** Start of INPUT FOR THIS TASK **

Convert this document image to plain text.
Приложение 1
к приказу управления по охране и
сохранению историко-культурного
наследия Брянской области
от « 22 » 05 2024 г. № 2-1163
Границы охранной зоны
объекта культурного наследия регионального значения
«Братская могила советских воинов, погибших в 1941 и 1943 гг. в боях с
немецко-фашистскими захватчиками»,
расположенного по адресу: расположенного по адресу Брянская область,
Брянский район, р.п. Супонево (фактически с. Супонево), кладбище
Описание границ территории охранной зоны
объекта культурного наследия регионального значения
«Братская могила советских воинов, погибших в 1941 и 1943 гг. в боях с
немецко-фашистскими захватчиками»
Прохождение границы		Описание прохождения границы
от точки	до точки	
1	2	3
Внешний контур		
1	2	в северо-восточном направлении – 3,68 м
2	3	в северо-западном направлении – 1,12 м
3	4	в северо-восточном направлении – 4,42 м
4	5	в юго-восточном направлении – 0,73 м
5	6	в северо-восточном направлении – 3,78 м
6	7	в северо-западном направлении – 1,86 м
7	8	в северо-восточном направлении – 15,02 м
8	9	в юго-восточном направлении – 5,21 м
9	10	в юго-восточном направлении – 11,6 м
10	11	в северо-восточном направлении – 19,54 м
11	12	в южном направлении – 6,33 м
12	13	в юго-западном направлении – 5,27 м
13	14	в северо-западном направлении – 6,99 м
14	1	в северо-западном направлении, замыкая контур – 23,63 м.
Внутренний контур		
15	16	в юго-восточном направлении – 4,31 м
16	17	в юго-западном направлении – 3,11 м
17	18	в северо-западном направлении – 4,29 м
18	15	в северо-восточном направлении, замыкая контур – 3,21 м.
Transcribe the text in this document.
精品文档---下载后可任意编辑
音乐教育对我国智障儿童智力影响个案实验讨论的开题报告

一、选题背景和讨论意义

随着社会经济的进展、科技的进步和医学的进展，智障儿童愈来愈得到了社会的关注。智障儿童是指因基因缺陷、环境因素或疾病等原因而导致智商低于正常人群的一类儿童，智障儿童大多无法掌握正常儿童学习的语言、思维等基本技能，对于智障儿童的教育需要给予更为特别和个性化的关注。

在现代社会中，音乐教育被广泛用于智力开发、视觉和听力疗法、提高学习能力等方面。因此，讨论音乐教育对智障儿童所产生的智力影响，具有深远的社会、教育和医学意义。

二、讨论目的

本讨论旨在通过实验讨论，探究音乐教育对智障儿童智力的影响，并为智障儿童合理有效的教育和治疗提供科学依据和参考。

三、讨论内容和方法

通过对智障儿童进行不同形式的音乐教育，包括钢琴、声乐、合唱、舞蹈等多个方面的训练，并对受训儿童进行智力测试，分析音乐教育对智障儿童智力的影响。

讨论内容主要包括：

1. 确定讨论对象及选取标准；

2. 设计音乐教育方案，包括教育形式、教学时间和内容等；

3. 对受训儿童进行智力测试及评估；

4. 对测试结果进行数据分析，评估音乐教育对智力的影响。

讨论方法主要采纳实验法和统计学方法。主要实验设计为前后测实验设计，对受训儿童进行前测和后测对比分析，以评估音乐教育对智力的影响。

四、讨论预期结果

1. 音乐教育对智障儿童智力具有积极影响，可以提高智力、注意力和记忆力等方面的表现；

** End of INPUT FOR THIS TASK **

> [EXERCISE REQUIREMENTS]: Your task is to repeat every entry exactly.

> [COMPLETED TASK]:
Convert this document image to plain text.
Приложение 1
к приказу управления по охране и
сохранению историко-культурного
наследия Брянской области
от « 22 » 05 2024 г. № 2-1163
Границы охранной зоны
объекта культурного наследия регионального значения
«Братская могила советских воинов, погибших в 1941 и 1943 гг. в боях с
немецко-фашистскими захватчиками»,
расположенного по адресу: расположенного по адресу Брянская область,
Брянский район, р.п. Супонево (фактически с. Супонево), кладбище
Описание границ территории охранной зоны
объекта культурного наследия регионального значения
«Братская могила советских воинов, погибших в 1941 и 1943 гг. в боях с
немецко-фашистскими захватчиками»
Прохождение границы		Описание прохождения границы
от точки	до точки	
1	2	3
Внешний контур		
1	2	в северо-восточном направлении – 3,68 м
2	3	в северо-западном направлении – 1,12 м
3	4	в северо-восточном направлении – 4,42 м
4	5	в юго-восточном направлении – 0,73 м
5	6	в северо-восточном направлении – 3,78 м
6	7	в северо-западном направлении – 1,86 м
7	8	в северо-восточном направлении – 15,02 м
8	9	в юго-восточном направлении – 5,21 м
9	10	в юго-восточном направлении – 11,6 м
10	11	в северо-восточном направлении – 19,54 м
11	12	в южном направлении – 6,33 м
12	13	в юго-западном направлении – 5,27 м
13	14	в северо-западном направлении – 6,99 м
14	1	в северо-западном направлении, замыкая контур – 23,63 м.
Внутренний контур		
15	16	в юго-восточном направлении – 4,31 м
16	17	в юго-западном направлении – 3,11 м
17	18	в северо-западном направлении – 4,29 м
18	15	в северо-восточном направлении, замыкая контур – 3,21 м.
Transcribe the text in this document.
精品文档---下载后可任意编辑
音乐教育对我国智障儿童智力影响个案实验讨论的开题报告

一、选题背景和讨论意义

随着社会经济的进展、科技的进步和医学的进展，智障儿童愈来愈得到了社会的关注。智障儿童是指因基因缺陷、环境因素或疾病等原因而导致智商低于正常人群的一类儿童，智障儿童大多无法掌握正常儿童学习的语言、思维等基本技能，对于智障儿童的教育需要给予更为特别和个性化的关注。

在现代社会中，音乐教育被广泛用于智力开发、视觉和听力疗法、提高学习能力等方面。因此，讨论音乐教育对智障儿童所产生的智力影响，具有深远的社会、教育和医学意义。

二、讨论目的

本讨论旨在通过实验讨论，探究音乐教育对智障儿童智力的影响，并为智障儿童合理有效的教育和治疗提供科学依据和参考。

三、讨论内容和方法

通过对智障儿童进行不同形式的音乐教育，包括钢琴、声乐、合唱、舞蹈等多个方面的训练，并对受训儿童进行智力测试，分析音乐教育对智障儿童智力的影响。

讨论内容主要包括：

1. 确定讨论对象及选取标准；

2. 设计音乐教育方案，包括教育形式、教学时间和内容等；

3. 对受训儿童进行智力测试及评估；

4. 对测试结果进行数据分析，评估音乐教育对智力的影响。

讨论方法主要采纳实验法和统计学方法。主要实验设计为前后测实验设计，对受训儿童进行前测和后测对比分析，以评估音乐教育对智力的影响。

四、讨论预期结果

1. 音乐教育对智障儿童智力具有积极影响，可以提高智力、注意力和记忆力等方面的表现；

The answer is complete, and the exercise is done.